** Start Data supplied **
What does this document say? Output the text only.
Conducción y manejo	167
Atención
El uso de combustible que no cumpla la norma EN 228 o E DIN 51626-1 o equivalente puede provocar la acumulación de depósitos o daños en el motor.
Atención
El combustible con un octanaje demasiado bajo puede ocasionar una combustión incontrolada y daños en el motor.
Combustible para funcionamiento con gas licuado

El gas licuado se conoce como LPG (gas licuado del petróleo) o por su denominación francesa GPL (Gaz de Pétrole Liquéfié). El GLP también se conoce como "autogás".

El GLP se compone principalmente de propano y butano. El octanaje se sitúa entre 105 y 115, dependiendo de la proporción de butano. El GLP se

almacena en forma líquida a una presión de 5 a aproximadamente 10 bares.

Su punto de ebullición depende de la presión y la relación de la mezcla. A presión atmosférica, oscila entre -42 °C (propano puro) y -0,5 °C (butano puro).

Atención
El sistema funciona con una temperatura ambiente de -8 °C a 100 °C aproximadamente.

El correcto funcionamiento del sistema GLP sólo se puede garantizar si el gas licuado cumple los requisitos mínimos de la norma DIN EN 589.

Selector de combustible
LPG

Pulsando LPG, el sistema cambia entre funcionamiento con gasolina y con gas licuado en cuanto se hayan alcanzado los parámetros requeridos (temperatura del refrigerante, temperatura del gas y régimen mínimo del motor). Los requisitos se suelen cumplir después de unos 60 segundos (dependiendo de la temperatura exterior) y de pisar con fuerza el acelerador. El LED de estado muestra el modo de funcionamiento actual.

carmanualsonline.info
** End Data supplied **
| What you are asked to do |
Which lines include the word "propano"? Copy every one of them.

| Solution to the problem |
El GLP se compone principalmente de propano y butano. El octanaje se sitúa entre 105 y 115, dependiendo de la proporción de butano. El GLP se
Su punto de ebullición depende de la presión y la relación de la mezcla. A presión atmosférica, oscila entre -42 °C (propano puro) y -0,5 °C (butano puro).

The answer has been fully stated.